Given exercise:
Will you give the material below again, every line exactly as it is?

Source material:
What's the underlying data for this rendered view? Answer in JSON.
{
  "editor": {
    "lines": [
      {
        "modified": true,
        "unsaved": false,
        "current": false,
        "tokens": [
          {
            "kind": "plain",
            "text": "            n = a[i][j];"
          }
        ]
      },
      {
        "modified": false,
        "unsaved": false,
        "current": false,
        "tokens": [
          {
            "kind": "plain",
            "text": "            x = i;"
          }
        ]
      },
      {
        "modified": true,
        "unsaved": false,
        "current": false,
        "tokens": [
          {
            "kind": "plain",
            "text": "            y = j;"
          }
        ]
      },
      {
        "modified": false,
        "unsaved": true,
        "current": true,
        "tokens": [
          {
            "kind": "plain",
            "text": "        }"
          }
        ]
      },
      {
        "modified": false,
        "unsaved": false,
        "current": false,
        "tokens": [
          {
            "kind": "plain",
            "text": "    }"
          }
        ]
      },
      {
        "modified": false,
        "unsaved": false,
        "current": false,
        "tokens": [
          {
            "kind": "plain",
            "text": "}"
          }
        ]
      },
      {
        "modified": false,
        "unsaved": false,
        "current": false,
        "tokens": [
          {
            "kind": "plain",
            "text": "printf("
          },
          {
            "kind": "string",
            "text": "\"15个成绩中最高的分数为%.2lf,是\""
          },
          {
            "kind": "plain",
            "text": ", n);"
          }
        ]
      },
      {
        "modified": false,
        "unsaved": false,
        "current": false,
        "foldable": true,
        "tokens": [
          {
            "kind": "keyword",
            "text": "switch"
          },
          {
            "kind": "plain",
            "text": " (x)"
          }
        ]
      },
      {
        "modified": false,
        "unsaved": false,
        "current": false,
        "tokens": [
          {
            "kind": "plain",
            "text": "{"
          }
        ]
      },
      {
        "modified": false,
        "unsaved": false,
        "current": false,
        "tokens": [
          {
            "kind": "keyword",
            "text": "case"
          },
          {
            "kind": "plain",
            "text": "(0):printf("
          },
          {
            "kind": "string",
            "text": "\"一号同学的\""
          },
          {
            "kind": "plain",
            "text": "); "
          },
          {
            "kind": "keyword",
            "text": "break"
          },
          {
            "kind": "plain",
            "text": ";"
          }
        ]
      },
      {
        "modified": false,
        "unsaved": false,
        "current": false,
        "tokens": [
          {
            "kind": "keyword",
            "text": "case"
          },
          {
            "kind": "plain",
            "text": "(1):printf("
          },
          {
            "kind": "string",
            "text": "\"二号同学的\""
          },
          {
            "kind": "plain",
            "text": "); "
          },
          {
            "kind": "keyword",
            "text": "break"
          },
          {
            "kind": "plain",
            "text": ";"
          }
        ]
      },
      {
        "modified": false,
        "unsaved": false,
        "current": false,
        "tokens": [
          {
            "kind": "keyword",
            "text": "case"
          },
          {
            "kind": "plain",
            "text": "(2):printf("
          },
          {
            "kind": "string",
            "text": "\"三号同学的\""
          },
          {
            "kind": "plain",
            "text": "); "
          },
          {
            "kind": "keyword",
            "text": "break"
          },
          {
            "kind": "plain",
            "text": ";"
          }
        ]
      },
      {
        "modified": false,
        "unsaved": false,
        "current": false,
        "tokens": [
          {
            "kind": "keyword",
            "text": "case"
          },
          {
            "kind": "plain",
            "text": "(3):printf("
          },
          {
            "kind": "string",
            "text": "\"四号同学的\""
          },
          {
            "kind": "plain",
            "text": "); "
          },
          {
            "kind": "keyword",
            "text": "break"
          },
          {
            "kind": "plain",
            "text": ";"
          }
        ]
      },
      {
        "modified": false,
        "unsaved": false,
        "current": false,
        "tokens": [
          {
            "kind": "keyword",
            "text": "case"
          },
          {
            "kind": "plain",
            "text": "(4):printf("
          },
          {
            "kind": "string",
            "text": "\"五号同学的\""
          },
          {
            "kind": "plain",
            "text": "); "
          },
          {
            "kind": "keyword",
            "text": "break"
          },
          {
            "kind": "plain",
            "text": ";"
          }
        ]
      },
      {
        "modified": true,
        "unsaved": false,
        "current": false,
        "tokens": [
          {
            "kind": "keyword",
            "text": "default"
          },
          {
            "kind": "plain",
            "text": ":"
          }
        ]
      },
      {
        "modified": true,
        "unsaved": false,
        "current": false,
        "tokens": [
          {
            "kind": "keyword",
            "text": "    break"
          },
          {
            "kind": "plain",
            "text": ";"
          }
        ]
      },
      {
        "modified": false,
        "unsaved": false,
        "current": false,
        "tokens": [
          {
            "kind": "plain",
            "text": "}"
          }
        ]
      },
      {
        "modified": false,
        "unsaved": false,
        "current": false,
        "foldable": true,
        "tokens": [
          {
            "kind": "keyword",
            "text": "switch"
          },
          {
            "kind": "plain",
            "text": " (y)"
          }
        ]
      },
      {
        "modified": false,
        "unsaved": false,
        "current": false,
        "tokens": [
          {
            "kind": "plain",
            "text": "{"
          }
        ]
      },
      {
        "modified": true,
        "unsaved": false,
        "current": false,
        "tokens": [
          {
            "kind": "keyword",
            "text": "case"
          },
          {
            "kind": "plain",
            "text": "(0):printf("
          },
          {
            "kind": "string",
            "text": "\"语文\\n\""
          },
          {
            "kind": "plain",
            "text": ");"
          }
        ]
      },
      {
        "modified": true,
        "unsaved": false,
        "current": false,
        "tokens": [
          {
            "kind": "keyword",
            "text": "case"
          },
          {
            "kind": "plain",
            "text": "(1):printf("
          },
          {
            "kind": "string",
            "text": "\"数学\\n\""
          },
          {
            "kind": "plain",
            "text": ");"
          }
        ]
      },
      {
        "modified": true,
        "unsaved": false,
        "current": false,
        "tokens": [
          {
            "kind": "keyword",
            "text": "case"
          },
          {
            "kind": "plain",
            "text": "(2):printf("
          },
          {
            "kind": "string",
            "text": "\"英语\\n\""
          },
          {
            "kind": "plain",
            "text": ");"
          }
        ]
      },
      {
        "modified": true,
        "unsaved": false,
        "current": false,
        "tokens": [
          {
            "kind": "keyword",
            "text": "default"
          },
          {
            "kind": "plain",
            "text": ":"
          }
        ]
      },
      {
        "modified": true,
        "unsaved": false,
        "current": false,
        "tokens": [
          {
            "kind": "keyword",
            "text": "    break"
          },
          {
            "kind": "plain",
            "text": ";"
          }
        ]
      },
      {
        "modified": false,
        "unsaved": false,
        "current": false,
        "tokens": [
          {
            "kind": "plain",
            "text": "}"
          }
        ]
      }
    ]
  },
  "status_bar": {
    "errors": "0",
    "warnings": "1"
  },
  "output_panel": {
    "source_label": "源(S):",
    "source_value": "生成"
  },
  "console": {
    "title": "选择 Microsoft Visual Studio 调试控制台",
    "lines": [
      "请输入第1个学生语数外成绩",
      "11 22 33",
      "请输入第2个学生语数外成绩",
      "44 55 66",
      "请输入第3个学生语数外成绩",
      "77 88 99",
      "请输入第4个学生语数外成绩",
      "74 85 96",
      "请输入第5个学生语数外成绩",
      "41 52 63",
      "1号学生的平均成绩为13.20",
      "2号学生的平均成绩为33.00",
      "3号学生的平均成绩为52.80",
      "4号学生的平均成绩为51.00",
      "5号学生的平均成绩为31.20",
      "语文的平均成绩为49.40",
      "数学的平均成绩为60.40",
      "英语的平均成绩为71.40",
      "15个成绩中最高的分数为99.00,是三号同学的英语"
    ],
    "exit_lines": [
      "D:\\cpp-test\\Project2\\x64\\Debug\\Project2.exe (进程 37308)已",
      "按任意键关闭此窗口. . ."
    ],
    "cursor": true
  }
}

Task result:
What's the underlying data for this rendered view? Answer in JSON.
{
  "editor": {
    "lines": [
      {
        "modified": true,
        "unsaved": false,
        "current": false,
        "tokens": [
          {
            "kind": "plain",
            "text": "            n = a[i][j];"
          }
        ]
      },
      {
        "modified": false,
        "unsaved": false,
        "current": false,
        "tokens": [
          {
            "kind": "plain",
            "text": "            x = i;"
          }
        ]
      },
      {
        "modified": true,
        "unsaved": false,
        "current": false,
        "tokens": [
          {
            "kind": "plain",
            "text": "            y = j;"
          }
        ]
      },
      {
        "modified": false,
        "unsaved": true,
        "current": true,
        "tokens": [
          {
            "kind": "plain",
            "text": "        }"
          }
        ]
      },
      {
        "modified": false,
        "unsaved": false,
        "current": false,
        "tokens": [
          {
            "kind": "plain",
            "text": "    }"
          }
        ]
      },
      {
        "modified": false,
        "unsaved": false,
        "current": false,
        "tokens": [
          {
            "kind": "plain",
            "text": "}"
          }
        ]
      },
      {
        "modified": false,
        "unsaved": false,
        "current": false,
        "tokens": [
          {
            "kind": "plain",
            "text": "printf("
          },
          {
            "kind": "string",
            "text": "\"15个成绩中最高的分数为%.2lf,是\""
          },
          {
            "kind": "plain",
            "text": ", n);"
          }
        ]
      },
      {
        "modified": false,
        "unsaved": false,
        "current": false,
        "foldable": true,
        "tokens": [
          {
            "kind": "keyword",
            "text": "switch"
          },
          {
            "kind": "plain",
            "text": " (x)"
          }
        ]
      },
      {
        "modified": false,
        "unsaved": false,
        "current": false,
        "tokens": [
          {
            "kind": "plain",
            "text": "{"
          }
        ]
      },
      {
        "modified": false,
        "unsaved": false,
        "current": false,
        "tokens": [
          {
            "kind": "keyword",
            "text": "case"
          },
          {
            "kind": "plain",
            "text": "(0):printf("
          },
          {
            "kind": "string",
            "text": "\"一号同学的\""
          },
          {
            "kind": "plain",
            "text": "); "
          },
          {
            "kind": "keyword",
            "text": "break"
          },
          {
            "kind": "plain",
            "text": ";"
          }
        ]
      },
      {
        "modified": false,
        "unsaved": false,
        "current": false,
        "tokens": [
          {
            "kind": "keyword",
            "text": "case"
          },
          {
            "kind": "plain",
            "text": "(1):printf("
          },
          {
            "kind": "string",
            "text": "\"二号同学的\""
          },
          {
            "kind": "plain",
            "text": "); "
          },
          {
            "kind": "keyword",
            "text": "break"
          },
          {
            "kind": "plain",
            "text": ";"
          }
        ]
      },
      {
        "modified": false,
        "unsaved": false,
        "current": false,
        "tokens": [
          {
            "kind": "keyword",
            "text": "case"
          },
          {
            "kind": "plain",
            "text": "(2):printf("
          },
          {
            "kind": "string",
            "text": "\"三号同学的\""
          },
          {
            "kind": "plain",
            "text": "); "
          },
          {
            "kind": "keyword",
            "text": "break"
          },
          {
            "kind": "plain",
            "text": ";"
          }
        ]
      },
      {
        "modified": false,
        "unsaved": false,
        "current": false,
        "tokens": [
          {
            "kind": "keyword",
            "text": "case"
          },
          {
            "kind": "plain",
            "text": "(3):printf("
          },
          {
            "kind": "string",
            "text": "\"四号同学的\""
          },
          {
            "kind": "plain",
            "text": "); "
          },
          {
            "kind": "keyword",
            "text": "break"
          },
          {
            "kind": "plain",
            "text": ";"
          }
        ]
      },
      {
        "modified": false,
        "unsaved": false,
        "current": false,
        "tokens": [
          {
            "kind": "keyword",
            "text": "case"
          },
          {
            "kind": "plain",
            "text": "(4):printf("
          },
          {
            "kind": "string",
            "text": "\"五号同学的\""
          },
          {
            "kind": "plain",
            "text": "); "
          },
          {
            "kind": "keyword",
            "text": "break"
          },
          {
            "kind": "plain",
            "text": ";"
          }
        ]
      },
      {
        "modified": true,
        "unsaved": false,
        "current": false,
        "tokens": [
          {
            "kind": "keyword",
            "text": "default"
          },
          {
            "kind": "plain",
            "text": ":"
          }
        ]
      },
      {
        "modified": true,
        "unsaved": false,
        "current": false,
        "tokens": [
          {
            "kind": "keyword",
            "text": "    break"
          },
          {
            "kind": "plain",
            "text": ";"
          }
        ]
      },
      {
        "modified": false,
        "unsaved": false,
        "current": false,
        "tokens": [
          {
            "kind": "plain",
            "text": "}"
          }
        ]
      },
      {
        "modified": false,
        "unsaved": false,
        "current": false,
        "foldable": true,
        "tokens": [
          {
            "kind": "keyword",
            "text": "switch"
          },
          {
            "kind": "plain",
            "text": " (y)"
          }
        ]
      },
      {
        "modified": false,
        "unsaved": false,
        "current": false,
        "tokens": [
          {
            "kind": "plain",
            "text": "{"
          }
        ]
      },
      {
        "modified": true,
        "unsaved": false,
        "current": false,
        "tokens": [
          {
            "kind": "keyword",
            "text": "case"
          },
          {
            "kind": "plain",
            "text": "(0):printf("
          },
          {
            "kind": "string",
            "text": "\"语文\\n\""
          },
          {
            "kind": "plain",
            "text": ");"
          }
        ]
      },
      {
        "modified": true,
        "unsaved": false,
        "current": false,
        "tokens": [
          {
            "kind": "keyword",
            "text": "case"
          },
          {
            "kind": "plain",
            "text": "(1):printf("
          },
          {
            "kind": "string",
            "text": "\"数学\\n\""
          },
          {
            "kind": "plain",
            "text": ");"
          }
        ]
      },
      {
        "modified": true,
        "unsaved": false,
        "current": false,
        "tokens": [
          {
            "kind": "keyword",
            "text": "case"
          },
          {
            "kind": "plain",
            "text": "(2):printf("
          },
          {
            "kind": "string",
            "text": "\"英语\\n\""
          },
          {
            "kind": "plain",
            "text": ");"
          }
        ]
      },
      {
        "modified": true,
        "unsaved": false,
        "current": false,
        "tokens": [
          {
            "kind": "keyword",
            "text": "default"
          },
          {
            "kind": "plain",
            "text": ":"
          }
        ]
      },
      {
        "modified": true,
        "unsaved": false,
        "current": false,
        "tokens": [
          {
            "kind": "keyword",
            "text": "    break"
          },
          {
            "kind": "plain",
            "text": ";"
          }
        ]
      },
      {
        "modified": false,
        "unsaved": false,
        "current": false,
        "tokens": [
          {
            "kind": "plain",
            "text": "}"
          }
        ]
      }
    ]
  },
  "status_bar": {
    "errors": "0",
    "warnings": "1"
  },
  "output_panel": {
    "source_label": "源(S):",
    "source_value": "生成"
  },
  "console": {
    "title": "选择 Microsoft Visual Studio 调试控制台",
    "lines": [
      "请输入第1个学生语数外成绩",
      "11 22 33",
      "请输入第2个学生语数外成绩",
      "44 55 66",
      "请输入第3个学生语数外成绩",
      "77 88 99",
      "请输入第4个学生语数外成绩",
      "74 85 96",
      "请输入第5个学生语数外成绩",
      "41 52 63",
      "1号学生的平均成绩为13.20",
      "2号学生的平均成绩为33.00",
      "3号学生的平均成绩为52.80",
      "4号学生的平均成绩为51.00",
      "5号学生的平均成绩为31.20",
      "语文的平均成绩为49.40",
      "数学的平均成绩为60.40",
      "英语的平均成绩为71.40",
      "15个成绩中最高的分数为99.00,是三号同学的英语"
    ],
    "exit_lines": [
      "D:\\cpp-test\\Project2\\x64\\Debug\\Project2.exe (进程 37308)已",
      "按任意键关闭此窗口. . ."
    ],
    "cursor": true
  }
}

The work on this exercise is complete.